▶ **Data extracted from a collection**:
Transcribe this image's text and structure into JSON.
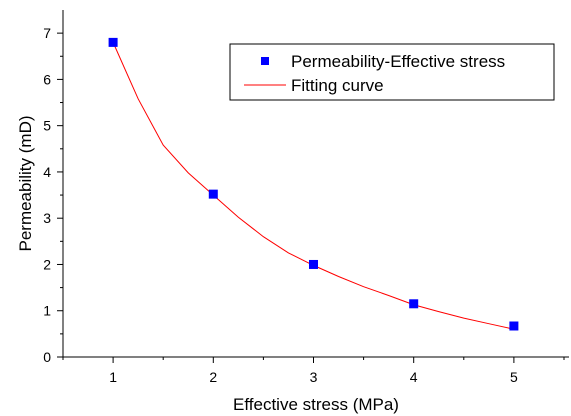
{
  "chart_data": {
    "type": "scatter",
    "title": "",
    "xlabel": "Effective stress (MPa)",
    "ylabel": "Permeability (mD)",
    "xlim": [
      0.5,
      5.55
    ],
    "ylim": [
      0,
      7.5
    ],
    "xticks": [
      1,
      2,
      3,
      4,
      5
    ],
    "yticks": [
      0,
      1,
      2,
      3,
      4,
      5,
      6,
      7
    ],
    "grid": false,
    "legend_position": "top-right",
    "series": [
      {
        "name": "Permeability-Effective stress",
        "type": "scatter",
        "marker": "square",
        "color": "#0000ff",
        "x": [
          1,
          2,
          3,
          4,
          5
        ],
        "y": [
          6.8,
          3.52,
          2.0,
          1.15,
          0.67
        ]
      },
      {
        "name": "Fitting curve",
        "type": "line",
        "color": "#ff0000",
        "x": [
          1.0,
          1.25,
          1.5,
          1.75,
          2.0,
          2.25,
          2.5,
          2.75,
          3.0,
          3.25,
          3.5,
          3.75,
          4.0,
          4.25,
          4.5,
          4.75,
          5.0
        ],
        "y": [
          6.8,
          5.58,
          4.58,
          3.98,
          3.5,
          3.02,
          2.6,
          2.25,
          1.98,
          1.74,
          1.52,
          1.33,
          1.13,
          0.98,
          0.84,
          0.72,
          0.6
        ]
      }
    ]
  }
}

▶ **Exercise task**: Repeat the material above word for word and skip every image in it.

▶ **Exercise result**:
Transcribe this image's text and structure into JSON.
{
  "chart_data": {
    "type": "scatter",
    "title": "",
    "xlabel": "Effective stress (MPa)",
    "ylabel": "Permeability (mD)",
    "xlim": [
      0.5,
      5.55
    ],
    "ylim": [
      0,
      7.5
    ],
    "xticks": [
      1,
      2,
      3,
      4,
      5
    ],
    "yticks": [
      0,
      1,
      2,
      3,
      4,
      5,
      6,
      7
    ],
    "grid": false,
    "legend_position": "top-right",
    "series": [
      {
        "name": "Permeability-Effective stress",
        "type": "scatter",
        "marker": "square",
        "color": "#0000ff",
        "x": [
          1,
          2,
          3,
          4,
          5
        ],
        "y": [
          6.8,
          3.52,
          2.0,
          1.15,
          0.67
        ]
      },
      {
        "name": "Fitting curve",
        "type": "line",
        "color": "#ff0000",
        "x": [
          1.0,
          1.25,
          1.5,
          1.75,
          2.0,
          2.25,
          2.5,
          2.75,
          3.0,
          3.25,
          3.5,
          3.75,
          4.0,
          4.25,
          4.5,
          4.75,
          5.0
        ],
        "y": [
          6.8,
          5.58,
          4.58,
          3.98,
          3.5,
          3.02,
          2.6,
          2.25,
          1.98,
          1.74,
          1.52,
          1.33,
          1.13,
          0.98,
          0.84,
          0.72,
          0.6
        ]
      }
    ]
  }
}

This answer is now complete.